(Records showing where elements appear)

--- BEGIN ---

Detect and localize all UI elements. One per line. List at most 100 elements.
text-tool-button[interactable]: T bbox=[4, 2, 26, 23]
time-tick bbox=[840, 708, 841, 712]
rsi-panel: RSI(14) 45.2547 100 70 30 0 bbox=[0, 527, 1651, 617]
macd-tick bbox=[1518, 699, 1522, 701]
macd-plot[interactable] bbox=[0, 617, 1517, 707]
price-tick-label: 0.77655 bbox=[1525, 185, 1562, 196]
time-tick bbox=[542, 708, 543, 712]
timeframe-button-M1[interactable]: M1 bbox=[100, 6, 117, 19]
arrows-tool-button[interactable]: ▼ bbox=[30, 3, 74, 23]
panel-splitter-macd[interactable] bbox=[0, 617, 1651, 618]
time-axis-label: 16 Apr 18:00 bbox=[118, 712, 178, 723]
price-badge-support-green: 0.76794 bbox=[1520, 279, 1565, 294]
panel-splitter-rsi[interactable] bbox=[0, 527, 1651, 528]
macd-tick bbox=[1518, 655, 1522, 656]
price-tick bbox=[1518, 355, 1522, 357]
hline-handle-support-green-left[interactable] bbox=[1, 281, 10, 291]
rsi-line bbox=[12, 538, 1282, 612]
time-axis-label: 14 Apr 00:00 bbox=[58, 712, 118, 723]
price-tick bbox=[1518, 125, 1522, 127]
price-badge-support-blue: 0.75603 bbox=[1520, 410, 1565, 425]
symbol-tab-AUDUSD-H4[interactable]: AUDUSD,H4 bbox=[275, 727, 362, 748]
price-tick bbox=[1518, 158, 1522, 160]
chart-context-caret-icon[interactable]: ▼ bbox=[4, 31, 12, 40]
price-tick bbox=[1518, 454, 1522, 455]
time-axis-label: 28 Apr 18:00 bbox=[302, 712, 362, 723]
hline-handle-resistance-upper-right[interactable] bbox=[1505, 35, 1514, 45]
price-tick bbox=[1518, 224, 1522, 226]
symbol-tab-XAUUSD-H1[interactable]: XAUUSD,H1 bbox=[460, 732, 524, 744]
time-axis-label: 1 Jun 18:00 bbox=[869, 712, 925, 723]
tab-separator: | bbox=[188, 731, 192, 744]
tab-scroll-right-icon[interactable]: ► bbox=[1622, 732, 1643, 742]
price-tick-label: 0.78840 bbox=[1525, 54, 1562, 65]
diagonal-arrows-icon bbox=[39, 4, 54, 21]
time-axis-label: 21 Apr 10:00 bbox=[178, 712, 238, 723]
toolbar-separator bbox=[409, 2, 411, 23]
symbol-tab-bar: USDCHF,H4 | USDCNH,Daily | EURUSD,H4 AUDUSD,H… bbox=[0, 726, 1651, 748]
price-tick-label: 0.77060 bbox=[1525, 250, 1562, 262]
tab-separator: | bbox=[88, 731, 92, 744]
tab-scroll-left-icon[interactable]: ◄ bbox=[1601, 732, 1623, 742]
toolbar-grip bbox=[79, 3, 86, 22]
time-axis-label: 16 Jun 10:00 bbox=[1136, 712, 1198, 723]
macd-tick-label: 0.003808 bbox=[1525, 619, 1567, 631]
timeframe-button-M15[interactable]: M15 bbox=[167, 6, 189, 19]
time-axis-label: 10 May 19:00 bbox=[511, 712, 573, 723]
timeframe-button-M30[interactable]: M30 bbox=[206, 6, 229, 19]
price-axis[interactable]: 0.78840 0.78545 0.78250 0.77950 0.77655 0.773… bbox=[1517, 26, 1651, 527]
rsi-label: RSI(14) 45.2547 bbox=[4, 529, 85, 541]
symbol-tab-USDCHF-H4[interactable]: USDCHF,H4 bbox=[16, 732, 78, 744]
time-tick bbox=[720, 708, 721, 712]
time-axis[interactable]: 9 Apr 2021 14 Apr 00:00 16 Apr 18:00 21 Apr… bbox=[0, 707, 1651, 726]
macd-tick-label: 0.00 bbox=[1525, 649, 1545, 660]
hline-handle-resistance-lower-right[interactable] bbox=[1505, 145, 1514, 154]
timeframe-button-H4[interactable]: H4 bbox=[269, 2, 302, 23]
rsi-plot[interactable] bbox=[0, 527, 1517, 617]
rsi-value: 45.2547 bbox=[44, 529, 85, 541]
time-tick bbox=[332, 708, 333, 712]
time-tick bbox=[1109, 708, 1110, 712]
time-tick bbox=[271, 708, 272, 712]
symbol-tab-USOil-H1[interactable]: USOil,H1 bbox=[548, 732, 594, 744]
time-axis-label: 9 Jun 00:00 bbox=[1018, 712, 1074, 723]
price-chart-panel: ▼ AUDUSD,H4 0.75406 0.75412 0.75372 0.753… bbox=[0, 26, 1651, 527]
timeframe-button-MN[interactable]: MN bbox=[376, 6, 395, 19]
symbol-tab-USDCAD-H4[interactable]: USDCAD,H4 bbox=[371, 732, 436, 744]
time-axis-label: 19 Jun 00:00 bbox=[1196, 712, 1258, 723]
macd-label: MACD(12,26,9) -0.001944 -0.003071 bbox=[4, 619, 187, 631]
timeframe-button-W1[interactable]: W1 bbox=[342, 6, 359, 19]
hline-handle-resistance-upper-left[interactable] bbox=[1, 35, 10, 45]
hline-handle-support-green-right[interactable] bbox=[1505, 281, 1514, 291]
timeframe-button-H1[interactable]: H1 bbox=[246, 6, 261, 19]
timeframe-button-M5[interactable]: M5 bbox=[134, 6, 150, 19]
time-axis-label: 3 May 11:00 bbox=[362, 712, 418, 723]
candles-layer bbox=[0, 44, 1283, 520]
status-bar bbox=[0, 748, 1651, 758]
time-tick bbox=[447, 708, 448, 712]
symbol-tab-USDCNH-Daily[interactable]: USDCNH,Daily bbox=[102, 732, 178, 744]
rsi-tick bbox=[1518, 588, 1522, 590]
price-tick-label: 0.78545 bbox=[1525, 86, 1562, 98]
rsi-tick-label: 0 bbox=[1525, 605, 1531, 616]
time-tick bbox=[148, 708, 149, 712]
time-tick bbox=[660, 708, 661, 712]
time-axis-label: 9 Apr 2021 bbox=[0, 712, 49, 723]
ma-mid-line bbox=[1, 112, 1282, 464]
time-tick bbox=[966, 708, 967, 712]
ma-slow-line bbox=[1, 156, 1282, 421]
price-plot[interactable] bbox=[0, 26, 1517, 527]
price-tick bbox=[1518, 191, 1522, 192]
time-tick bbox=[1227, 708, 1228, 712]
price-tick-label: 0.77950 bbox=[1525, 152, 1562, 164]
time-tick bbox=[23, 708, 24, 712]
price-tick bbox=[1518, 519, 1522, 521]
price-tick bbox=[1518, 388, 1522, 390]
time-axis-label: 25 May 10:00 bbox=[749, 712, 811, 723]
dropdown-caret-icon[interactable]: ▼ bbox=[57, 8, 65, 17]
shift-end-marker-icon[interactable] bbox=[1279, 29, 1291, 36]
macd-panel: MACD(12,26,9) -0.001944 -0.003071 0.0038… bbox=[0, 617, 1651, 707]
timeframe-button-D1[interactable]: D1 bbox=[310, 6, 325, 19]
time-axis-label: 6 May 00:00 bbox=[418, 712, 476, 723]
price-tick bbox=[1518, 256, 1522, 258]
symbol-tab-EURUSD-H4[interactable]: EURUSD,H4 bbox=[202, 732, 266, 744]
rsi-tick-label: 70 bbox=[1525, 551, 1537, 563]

--- END ---

▶ **Do this**:
Print every line above again, character for character, without changing anything.

▶ **Task response**:
Detect and localize all UI elements. One per line. List at most 100 elements.
text-tool-button[interactable]: T bbox=[4, 2, 26, 23]
time-tick bbox=[840, 708, 841, 712]
rsi-panel: RSI(14) 45.2547 100 70 30 0 bbox=[0, 527, 1651, 617]
macd-tick bbox=[1518, 699, 1522, 701]
macd-plot[interactable] bbox=[0, 617, 1517, 707]
price-tick-label: 0.77655 bbox=[1525, 185, 1562, 196]
time-tick bbox=[542, 708, 543, 712]
timeframe-button-M1[interactable]: M1 bbox=[100, 6, 117, 19]
arrows-tool-button[interactable]: ▼ bbox=[30, 3, 74, 23]
panel-splitter-macd[interactable] bbox=[0, 617, 1651, 618]
time-axis-label: 16 Apr 18:00 bbox=[118, 712, 178, 723]
price-badge-support-green: 0.76794 bbox=[1520, 279, 1565, 294]
panel-splitter-rsi[interactable] bbox=[0, 527, 1651, 528]
macd-tick bbox=[1518, 655, 1522, 656]
price-tick bbox=[1518, 355, 1522, 357]
hline-handle-support-green-left[interactable] bbox=[1, 281, 10, 291]
rsi-line bbox=[12, 538, 1282, 612]
time-axis-label: 14 Apr 00:00 bbox=[58, 712, 118, 723]
price-tick bbox=[1518, 125, 1522, 127]
price-badge-support-blue: 0.75603 bbox=[1520, 410, 1565, 425]
symbol-tab-AUDUSD-H4[interactable]: AUDUSD,H4 bbox=[275, 727, 362, 748]
price-tick bbox=[1518, 158, 1522, 160]
chart-context-caret-icon[interactable]: ▼ bbox=[4, 31, 12, 40]
price-tick bbox=[1518, 454, 1522, 455]
time-axis-label: 28 Apr 18:00 bbox=[302, 712, 362, 723]
hline-handle-resistance-upper-right[interactable] bbox=[1505, 35, 1514, 45]
price-tick bbox=[1518, 224, 1522, 226]
symbol-tab-XAUUSD-H1[interactable]: XAUUSD,H1 bbox=[460, 732, 524, 744]
time-axis-label: 1 Jun 18:00 bbox=[869, 712, 925, 723]
tab-separator: | bbox=[188, 731, 192, 744]
tab-scroll-right-icon[interactable]: ► bbox=[1622, 732, 1643, 742]
price-tick-label: 0.78840 bbox=[1525, 54, 1562, 65]
diagonal-arrows-icon bbox=[39, 4, 54, 21]
time-axis-label: 21 Apr 10:00 bbox=[178, 712, 238, 723]
toolbar-separator bbox=[409, 2, 411, 23]
symbol-tab-bar: USDCHF,H4 | USDCNH,Daily | EURUSD,H4 AUDUSD,H… bbox=[0, 726, 1651, 748]
price-tick-label: 0.77060 bbox=[1525, 250, 1562, 262]
tab-separator: | bbox=[88, 731, 92, 744]
tab-scroll-left-icon[interactable]: ◄ bbox=[1601, 732, 1623, 742]
toolbar-grip bbox=[79, 3, 86, 22]
time-axis-label: 16 Jun 10:00 bbox=[1136, 712, 1198, 723]
macd-tick-label: 0.003808 bbox=[1525, 619, 1567, 631]
timeframe-button-M15[interactable]: M15 bbox=[167, 6, 189, 19]
time-axis-label: 10 May 19:00 bbox=[511, 712, 573, 723]
timeframe-button-M30[interactable]: M30 bbox=[206, 6, 229, 19]
price-axis[interactable]: 0.78840 0.78545 0.78250 0.77950 0.77655 0.773… bbox=[1517, 26, 1651, 527]
rsi-label: RSI(14) 45.2547 bbox=[4, 529, 85, 541]
symbol-tab-USDCHF-H4[interactable]: USDCHF,H4 bbox=[16, 732, 78, 744]
time-tick bbox=[720, 708, 721, 712]
time-axis[interactable]: 9 Apr 2021 14 Apr 00:00 16 Apr 18:00 21 Apr… bbox=[0, 707, 1651, 726]
macd-tick-label: 0.00 bbox=[1525, 649, 1545, 660]
hline-handle-resistance-lower-right[interactable] bbox=[1505, 145, 1514, 154]
timeframe-button-H4[interactable]: H4 bbox=[269, 2, 302, 23]
rsi-plot[interactable] bbox=[0, 527, 1517, 617]
rsi-value: 45.2547 bbox=[44, 529, 85, 541]
time-tick bbox=[332, 708, 333, 712]
time-tick bbox=[1109, 708, 1110, 712]
time-tick bbox=[271, 708, 272, 712]
symbol-tab-USOil-H1[interactable]: USOil,H1 bbox=[548, 732, 594, 744]
time-axis-label: 9 Jun 00:00 bbox=[1018, 712, 1074, 723]
price-chart-panel: ▼ AUDUSD,H4 0.75406 0.75412 0.75372 0.753… bbox=[0, 26, 1651, 527]
timeframe-button-MN[interactable]: MN bbox=[376, 6, 395, 19]
symbol-tab-USDCAD-H4[interactable]: USDCAD,H4 bbox=[371, 732, 436, 744]
time-axis-label: 19 Jun 00:00 bbox=[1196, 712, 1258, 723]
macd-label: MACD(12,26,9) -0.001944 -0.003071 bbox=[4, 619, 187, 631]
timeframe-button-W1[interactable]: W1 bbox=[342, 6, 359, 19]
hline-handle-resistance-upper-left[interactable] bbox=[1, 35, 10, 45]
hline-handle-support-green-right[interactable] bbox=[1505, 281, 1514, 291]
timeframe-button-H1[interactable]: H1 bbox=[246, 6, 261, 19]
timeframe-button-M5[interactable]: M5 bbox=[134, 6, 150, 19]
time-axis-label: 3 May 11:00 bbox=[362, 712, 418, 723]
candles-layer bbox=[0, 44, 1283, 520]
status-bar bbox=[0, 748, 1651, 758]
time-tick bbox=[447, 708, 448, 712]
symbol-tab-USDCNH-Daily[interactable]: USDCNH,Daily bbox=[102, 732, 178, 744]
rsi-tick bbox=[1518, 588, 1522, 590]
price-tick-label: 0.78545 bbox=[1525, 86, 1562, 98]
rsi-tick-label: 0 bbox=[1525, 605, 1531, 616]
time-tick bbox=[148, 708, 149, 712]
time-tick bbox=[660, 708, 661, 712]
time-axis-label: 9 Apr 2021 bbox=[0, 712, 49, 723]
ma-mid-line bbox=[1, 112, 1282, 464]
time-tick bbox=[966, 708, 967, 712]
ma-slow-line bbox=[1, 156, 1282, 421]
price-plot[interactable] bbox=[0, 26, 1517, 527]
price-tick bbox=[1518, 191, 1522, 192]
time-tick bbox=[1227, 708, 1228, 712]
price-tick-label: 0.77950 bbox=[1525, 152, 1562, 164]
time-tick bbox=[23, 708, 24, 712]
price-tick bbox=[1518, 519, 1522, 521]
price-tick bbox=[1518, 388, 1522, 390]
time-axis-label: 25 May 10:00 bbox=[749, 712, 811, 723]
dropdown-caret-icon[interactable]: ▼ bbox=[57, 8, 65, 17]
shift-end-marker-icon[interactable] bbox=[1279, 29, 1291, 36]
macd-panel: MACD(12,26,9) -0.001944 -0.003071 0.0038… bbox=[0, 617, 1651, 707]
timeframe-button-D1[interactable]: D1 bbox=[310, 6, 325, 19]
time-axis-label: 6 May 00:00 bbox=[418, 712, 476, 723]
price-tick bbox=[1518, 256, 1522, 258]
symbol-tab-EURUSD-H4[interactable]: EURUSD,H4 bbox=[202, 732, 266, 744]
rsi-tick-label: 70 bbox=[1525, 551, 1537, 563]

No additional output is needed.